* [SHORT EXERCISE]:
Go through the entries below and retype them exactly, omitting each picture.
* begin RECORDS SHOWN *
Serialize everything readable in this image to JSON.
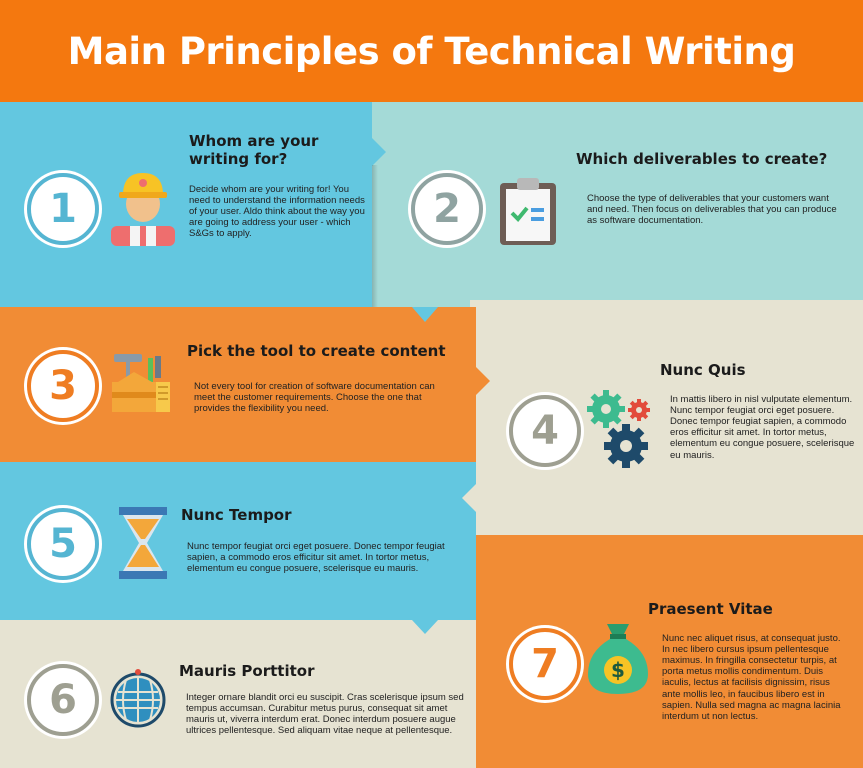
{
  "title": "Main Principles of Technical Writing",
  "colors": {
    "orange": "#f4780f",
    "orange_section": "#f18c35",
    "blue_section": "#63c7e0",
    "teal_section": "#a4dad7",
    "cream_section": "#e6e3d2",
    "circle_blue": "#55b5d2",
    "circle_teal": "#8fa3a1",
    "circle_orange": "#ef7d22",
    "circle_gray": "#9e9f91"
  },
  "sections": [
    {
      "number": "1",
      "heading": "Whom are your writing for?",
      "text": "Decide whom are your writing for! You need to understand the information needs of your user. Aldo think about the way you are going to address your user - which S&Gs to apply.",
      "icon": "user-with-helmet-icon"
    },
    {
      "number": "2",
      "heading": "Which deliverables to create?",
      "text": "Choose the type of deliverables that your customers want and need. Then focus on deliverables that you can produce as software documentation.",
      "icon": "clipboard-checklist-icon"
    },
    {
      "number": "3",
      "heading": "Pick the tool to create content",
      "text": "Not every tool for creation of software documentation can meet the customer requirements. Choose the one that provides the flexibility you need.",
      "icon": "toolbox-icon"
    },
    {
      "number": "4",
      "heading": "Nunc Quis",
      "text": "In mattis libero in nisl vulputate elementum. Nunc tempor feugiat orci eget posuere. Donec tempor feugiat sapien, a commodo eros efficitur sit amet. In tortor metus, elementum eu congue posuere, scelerisque eu mauris.",
      "icon": "gears-icon"
    },
    {
      "number": "5",
      "heading": "Nunc Tempor",
      "text": "Nunc tempor feugiat orci eget posuere. Donec tempor feugiat sapien, a commodo eros efficitur sit amet. In tortor metus, elementum eu congue posuere, scelerisque eu mauris.",
      "icon": "hourglass-icon"
    },
    {
      "number": "6",
      "heading": "Mauris Porttitor",
      "text": "Integer ornare blandit orci eu suscipit. Cras scelerisque ipsum sed tempus accumsan. Curabitur metus purus, consequat sit amet mauris ut, viverra interdum erat. Donec interdum posuere augue ultrices pellentesque. Sed aliquam vitae neque at pellentesque.",
      "icon": "globe-icon"
    },
    {
      "number": "7",
      "heading": "Praesent Vitae",
      "text": "Nunc nec aliquet risus, at consequat justo. In nec libero cursus ipsum pellentesque maximus. In fringilla consectetur turpis, at porta metus mollis condimentum. Duis iaculis, lectus at facilisis dignissim, risus ante mollis leo, in faucibus libero est in sapien. Nulla sed magna ac magna lacinia interdum ut non lectus.",
      "icon": "money-bag-icon"
    }
  ]
}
* end RECORDS SHOWN *
* [ANSWER TO THIS TASK]:
Serialize everything readable in this image to JSON.
{
  "title": "Main Principles of Technical Writing",
  "colors": {
    "orange": "#f4780f",
    "orange_section": "#f18c35",
    "blue_section": "#63c7e0",
    "teal_section": "#a4dad7",
    "cream_section": "#e6e3d2",
    "circle_blue": "#55b5d2",
    "circle_teal": "#8fa3a1",
    "circle_orange": "#ef7d22",
    "circle_gray": "#9e9f91"
  },
  "sections": [
    {
      "number": "1",
      "heading": "Whom are your writing for?",
      "text": "Decide whom are your writing for! You need to understand the information needs of your user. Aldo think about the way you are going to address your user - which S&Gs to apply.",
      "icon": "user-with-helmet-icon"
    },
    {
      "number": "2",
      "heading": "Which deliverables to create?",
      "text": "Choose the type of deliverables that your customers want and need. Then focus on deliverables that you can produce as software documentation.",
      "icon": "clipboard-checklist-icon"
    },
    {
      "number": "3",
      "heading": "Pick the tool to create content",
      "text": "Not every tool for creation of software documentation can meet the customer requirements. Choose the one that provides the flexibility you need.",
      "icon": "toolbox-icon"
    },
    {
      "number": "4",
      "heading": "Nunc Quis",
      "text": "In mattis libero in nisl vulputate elementum. Nunc tempor feugiat orci eget posuere. Donec tempor feugiat sapien, a commodo eros efficitur sit amet. In tortor metus, elementum eu congue posuere, scelerisque eu mauris.",
      "icon": "gears-icon"
    },
    {
      "number": "5",
      "heading": "Nunc Tempor",
      "text": "Nunc tempor feugiat orci eget posuere. Donec tempor feugiat sapien, a commodo eros efficitur sit amet. In tortor metus, elementum eu congue posuere, scelerisque eu mauris.",
      "icon": "hourglass-icon"
    },
    {
      "number": "6",
      "heading": "Mauris Porttitor",
      "text": "Integer ornare blandit orci eu suscipit. Cras scelerisque ipsum sed tempus accumsan. Curabitur metus purus, consequat sit amet mauris ut, viverra interdum erat. Donec interdum posuere augue ultrices pellentesque. Sed aliquam vitae neque at pellentesque.",
      "icon": "globe-icon"
    },
    {
      "number": "7",
      "heading": "Praesent Vitae",
      "text": "Nunc nec aliquet risus, at consequat justo. In nec libero cursus ipsum pellentesque maximus. In fringilla consectetur turpis, at porta metus mollis condimentum. Duis iaculis, lectus at facilisis dignissim, risus ante mollis leo, in faucibus libero est in sapien. Nulla sed magna ac magna lacinia interdum ut non lectus.",
      "icon": "money-bag-icon"
    }
  ]
}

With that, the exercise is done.